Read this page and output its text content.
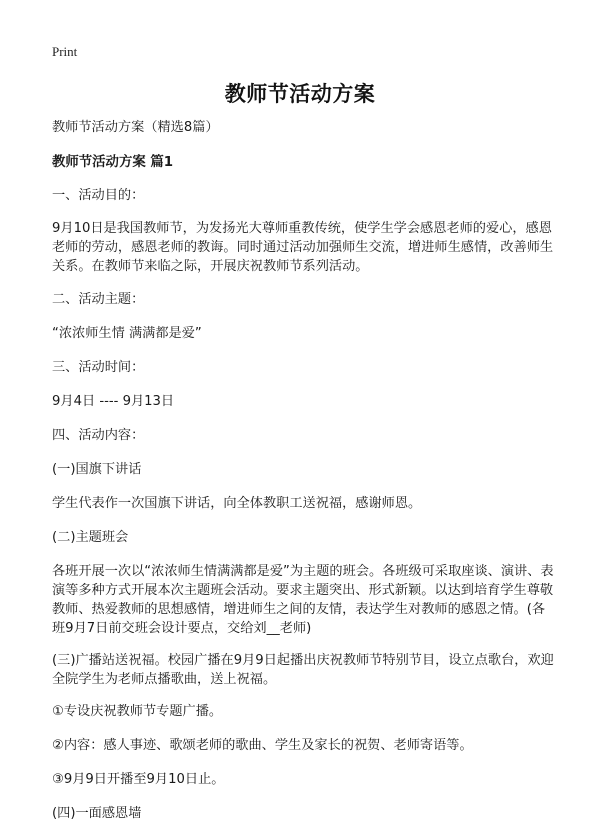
Print
教师节活动方案

教师节活动方案（精选8篇）

教师节活动方案 篇1

一、活动目的：

9月10日是我国教师节，为发扬光大尊师重教传统，使学生学会感恩老师的爱心，感恩老师的劳动，感恩老师的教诲。同时通过活动加强师生交流，增进师生感情，改善师生关系。在教师节来临之际，开展庆祝教师节系列活动。

二、活动主题：

“浓浓师生情 满满都是爱”

三、活动时间：

9月4日 ---- 9月13日

四、活动内容：

(一)国旗下讲话

学生代表作一次国旗下讲话，向全体教职工送祝福，感谢师恩。

(二)主题班会

各班开展一次以“浓浓师生情满满都是爱”为主题的班会。各班级可采取座谈、演讲、表演等多种方式开展本次主题班会活动。要求主题突出、形式新颖。以达到培育学生尊敬教师、热爱教师的思想感情，增进师生之间的友情，表达学生对教师的感恩之情。(各班9月7日前交班会设计要点，交给刘__老师)

(三)广播站送祝福。校园广播在9月9日起播出庆祝教师节特别节目，设立点歌台，欢迎全院学生为老师点播歌曲，送上祝福。

①专设庆祝教师节专题广播。

②内容：感人事迹、歌颂老师的歌曲、学生及家长的祝贺、老师寄语等。

③9月9日开播至9月10日止。

(四)一面感恩墙
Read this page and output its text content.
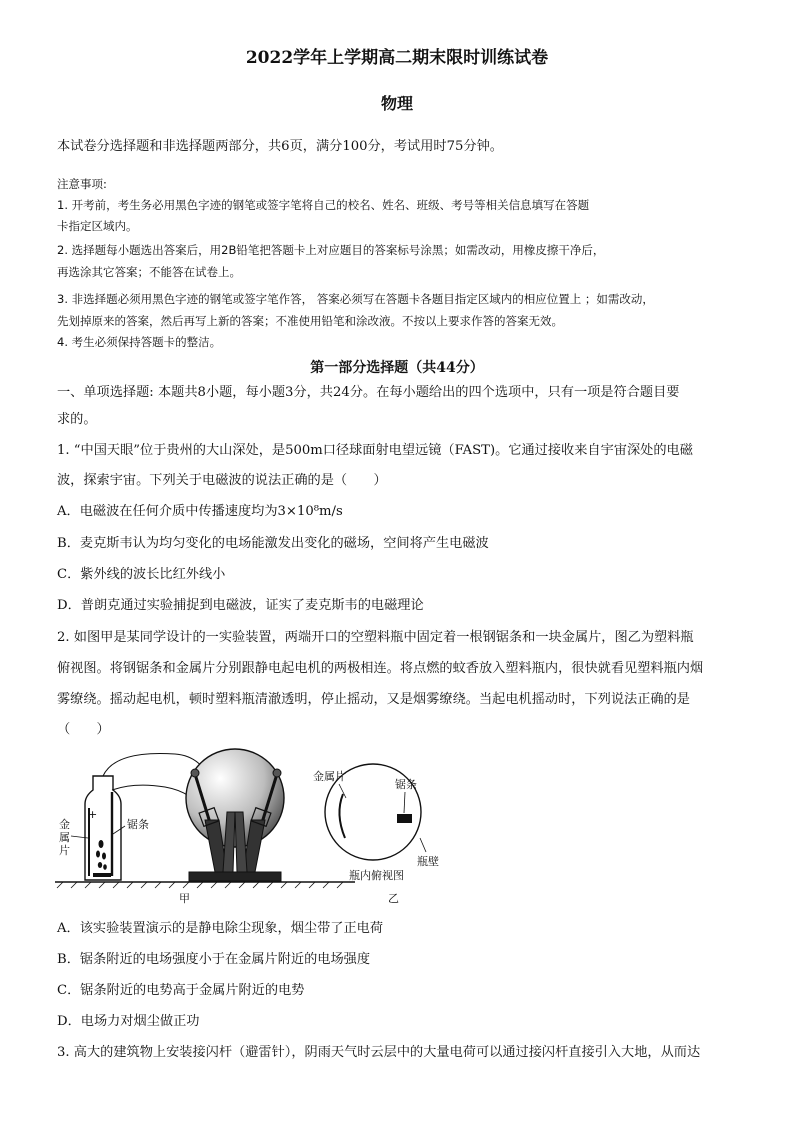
2022学年上学期高二期末限时训练试卷
物理
本试卷分选择题和非选择题两部分，共6页，满分100分，考试用时75分钟。
注意事项:
1. 开考前，考生务必用黑色字迹的钢笔或签字笔将自己的校名、姓名、班级、考号等相关信息填写在答题
卡指定区域内。
2. 选择题每小题选出答案后，用2B铅笔把答题卡上对应题目的答案标号涂黑；如需改动，用橡皮擦干净后，
再选涂其它答案；不能答在试卷上。
3. 非选择题必须用黑色字迹的钢笔或签字笔作答， 答案必须写在答题卡各题目指定区域内的相应位置上 ；如需改动，
先划掉原来的答案，然后再写上新的答案；不准使用铅笔和涂改液。不按以上要求作答的答案无效。
4. 考生必须保持答题卡的整洁。
第一部分选择题（共44分）
一、单项选择题: 本题共8小题，每小题3分，共24分。在每小题给出的四个选项中，只有一项是符合题目要
求的。
1. “中国天眼”位于贵州的大山深处，是500m口径球面射电望远镜（FAST)。它通过接收来自宇宙深处的电磁
波，探索宇宙。下列关于电磁波的说法正确的是（　　）
A．电磁波在任何介质中传播速度均为3×10⁸m/s
B．麦克斯韦认为均匀变化的电场能激发出变化的磁场，空间将产生电磁波
C．紫外线的波长比红外线小
D．普朗克通过实验捕捉到电磁波，证实了麦克斯韦的电磁理论
2. 如图甲是某同学设计的一实验装置，两端开口的空塑料瓶中固定着一根钢锯条和一块金属片，图乙为塑料瓶
俯视图。将钢锯条和金属片分别跟静电起电机的两极相连。将点燃的蚊香放入塑料瓶内，很快就看见塑料瓶内烟
雾缭绕。摇动起电机，顿时塑料瓶清澈透明，停止摇动，又是烟雾缭绕。当起电机摇动时，下列说法正确的是
（　　）
+
金
属
片
锯条
甲
金属片
锯条
瓶壁
瓶内俯视图
乙
A．该实验装置演示的是静电除尘现象，烟尘带了正电荷
B．锯条附近的电场强度小于在金属片附近的电场强度
C．锯条附近的电势高于金属片附近的电势
D．电场力对烟尘做正功
3. 高大的建筑物上安装接闪杆（避雷针），阴雨天气时云层中的大量电荷可以通过接闪杆直接引入大地，从而达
----------------------------------------
[Short exercise]:
Leaving aside the images, write out the entries above word for word.

[Task solution]:
Read this page and output its text content.
Print
教师节活动方案

教师节活动方案（精选8篇）

教师节活动方案 篇1

一、活动目的：

9月10日是我国教师节，为发扬光大尊师重教传统，使学生学会感恩老师的爱心，感恩老师的劳动，感恩老师的教诲。同时通过活动加强师生交流，增进师生感情，改善师生关系。在教师节来临之际，开展庆祝教师节系列活动。

二、活动主题：

“浓浓师生情 满满都是爱”

三、活动时间：

9月4日 ---- 9月13日

四、活动内容：

(一)国旗下讲话

学生代表作一次国旗下讲话，向全体教职工送祝福，感谢师恩。

(二)主题班会

各班开展一次以“浓浓师生情满满都是爱”为主题的班会。各班级可采取座谈、演讲、表演等多种方式开展本次主题班会活动。要求主题突出、形式新颖。以达到培育学生尊敬教师、热爱教师的思想感情，增进师生之间的友情，表达学生对教师的感恩之情。(各班9月7日前交班会设计要点，交给刘__老师)

(三)广播站送祝福。校园广播在9月9日起播出庆祝教师节特别节目，设立点歌台，欢迎全院学生为老师点播歌曲，送上祝福。

①专设庆祝教师节专题广播。

②内容：感人事迹、歌颂老师的歌曲、学生及家长的祝贺、老师寄语等。

③9月9日开播至9月10日止。

(四)一面感恩墙
Read this page and output its text content.
2022学年上学期高二期末限时训练试卷
物理
本试卷分选择题和非选择题两部分，共6页，满分100分，考试用时75分钟。
注意事项:
1. 开考前，考生务必用黑色字迹的钢笔或签字笔将自己的校名、姓名、班级、考号等相关信息填写在答题
卡指定区域内。
2. 选择题每小题选出答案后，用2B铅笔把答题卡上对应题目的答案标号涂黑；如需改动，用橡皮擦干净后，
再选涂其它答案；不能答在试卷上。
3. 非选择题必须用黑色字迹的钢笔或签字笔作答， 答案必须写在答题卡各题目指定区域内的相应位置上 ；如需改动，
先划掉原来的答案，然后再写上新的答案；不准使用铅笔和涂改液。不按以上要求作答的答案无效。
4. 考生必须保持答题卡的整洁。
第一部分选择题（共44分）
一、单项选择题: 本题共8小题，每小题3分，共24分。在每小题给出的四个选项中，只有一项是符合题目要
求的。
1. “中国天眼”位于贵州的大山深处，是500m口径球面射电望远镜（FAST)。它通过接收来自宇宙深处的电磁
波，探索宇宙。下列关于电磁波的说法正确的是（　　）
A．电磁波在任何介质中传播速度均为3×10⁸m/s
B．麦克斯韦认为均匀变化的电场能激发出变化的磁场，空间将产生电磁波
C．紫外线的波长比红外线小
D．普朗克通过实验捕捉到电磁波，证实了麦克斯韦的电磁理论
2. 如图甲是某同学设计的一实验装置，两端开口的空塑料瓶中固定着一根钢锯条和一块金属片，图乙为塑料瓶
俯视图。将钢锯条和金属片分别跟静电起电机的两极相连。将点燃的蚊香放入塑料瓶内，很快就看见塑料瓶内烟
雾缭绕。摇动起电机，顿时塑料瓶清澈透明，停止摇动，又是烟雾缭绕。当起电机摇动时，下列说法正确的是
（　　）
+
金
属
片
锯条
甲
金属片
锯条
瓶壁
瓶内俯视图
乙
A．该实验装置演示的是静电除尘现象，烟尘带了正电荷
B．锯条附近的电场强度小于在金属片附近的电场强度
C．锯条附近的电势高于金属片附近的电势
D．电场力对烟尘做正功
3. 高大的建筑物上安装接闪杆（避雷针），阴雨天气时云层中的大量电荷可以通过接闪杆直接引入大地，从而达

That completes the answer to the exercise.